» **WHAT TO DO**:
Search the material for the string "title", then report how many lines hold it, with no other text.

Stored data:

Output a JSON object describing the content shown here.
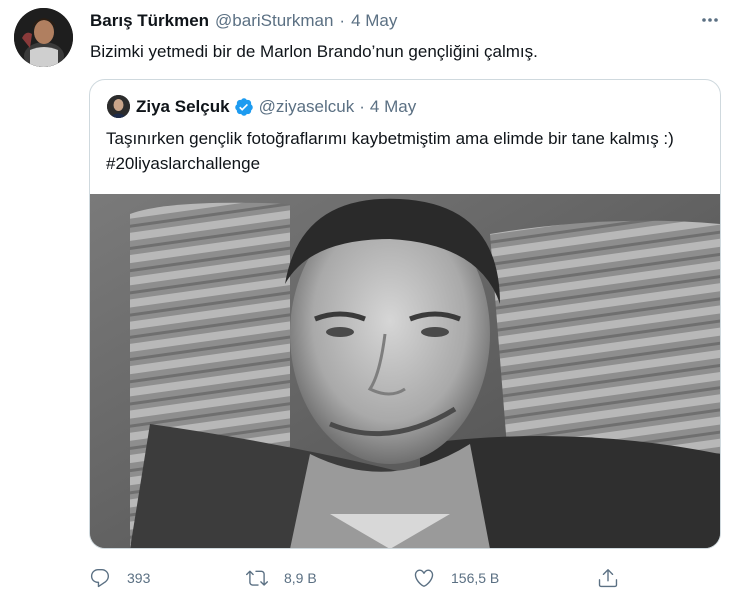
{
  "tweet": {
    "author_name": "Barış Türkmen",
    "author_handle": "@bariSturkman",
    "separator": "·",
    "date": "4 May",
    "text": "Bizimki yetmedi bir de Marlon Brando’nun gençliğini çalmış."
  },
  "quoted_tweet": {
    "author_name": "Ziya Selçuk",
    "author_handle": "@ziyaselcuk",
    "separator": "·",
    "date": "4 May",
    "text": "Taşınırken gençlik fotoğraflarımı kaybetmiştim ama elimde bir tane kalmış :) #20liyaslarchallenge",
    "verified": true,
    "image_description_icon": "photo-image"
  },
  "actions": {
    "reply_count": "393",
    "retweet_count": "8,9 B",
    "like_count": "156,5 B"
  },
  "colors": {
    "text_primary": "#0f1419",
    "text_secondary": "#5b7083",
    "border": "#cfd9de",
    "verified_blue": "#1d9bf0"
  }
}
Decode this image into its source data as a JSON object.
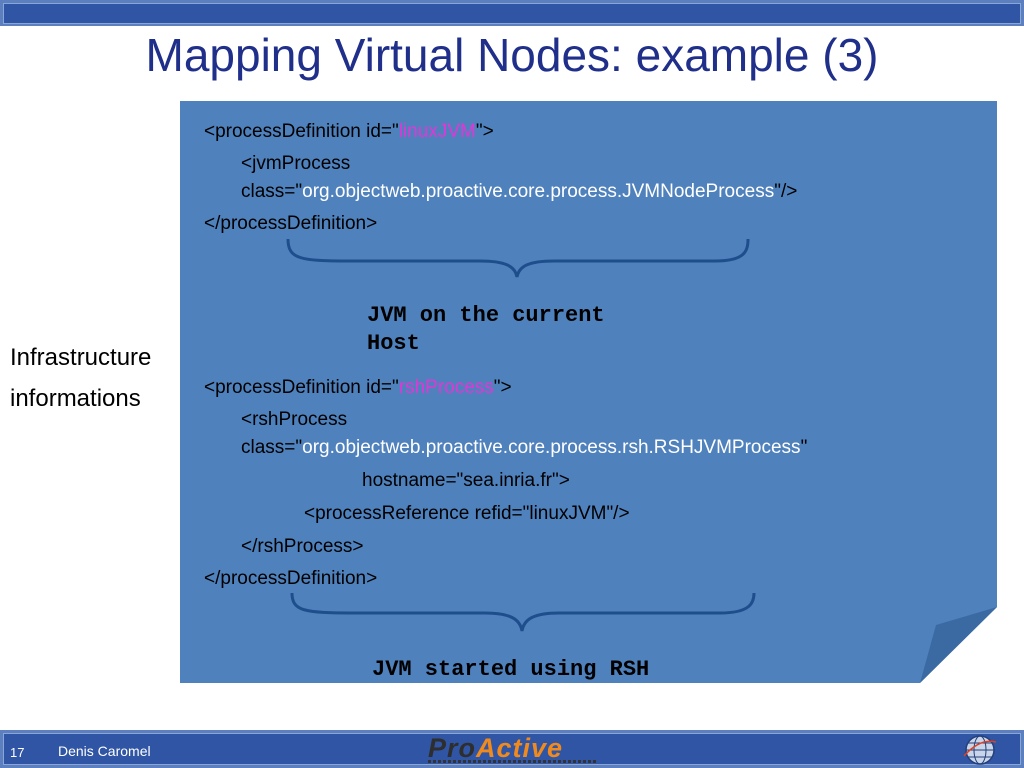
{
  "slide": {
    "title": "Mapping Virtual Nodes: example (3)",
    "left_label_line1": "Infrastructure",
    "left_label_line2": "informations"
  },
  "code": {
    "l1_pre": "<processDefinition id=\"",
    "l1_id": "linuxJVM",
    "l1_post": "\">",
    "l2": "<jvmProcess",
    "l3_pre": "class=\"",
    "l3_class": "org.objectweb.proactive.core.process.JVMNodeProcess",
    "l3_post": "\"/>",
    "l4": "</processDefinition>",
    "caption1_line1": "JVM on the current",
    "caption1_line2": "Host",
    "l5_pre": "<processDefinition id=\"",
    "l5_id": "rshProcess",
    "l5_post": "\">",
    "l6": "<rshProcess",
    "l7_pre": "class=\"",
    "l7_class": "org.objectweb.proactive.core.process.rsh.RSHJVMProcess",
    "l7_post": "\"",
    "l8": "hostname=\"sea.inria.fr\">",
    "l9": "<processReference refid=\"linuxJVM\"/>",
    "l10": "</rshProcess>",
    "l11": "</processDefinition>",
    "caption2": "JVM started using RSH"
  },
  "footer": {
    "page_number": "17",
    "author": "Denis Caromel",
    "logo_pro": "Pro",
    "logo_active": "Active",
    "logo_icon": "globe-icon"
  },
  "colors": {
    "note_bg": "#4f81bd",
    "title": "#1f2f8a",
    "id_highlight": "#e236d6",
    "class_highlight": "#ffffff",
    "bar": "#2f55a4"
  }
}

» **ANSWER TO THE EXERCISE**:
2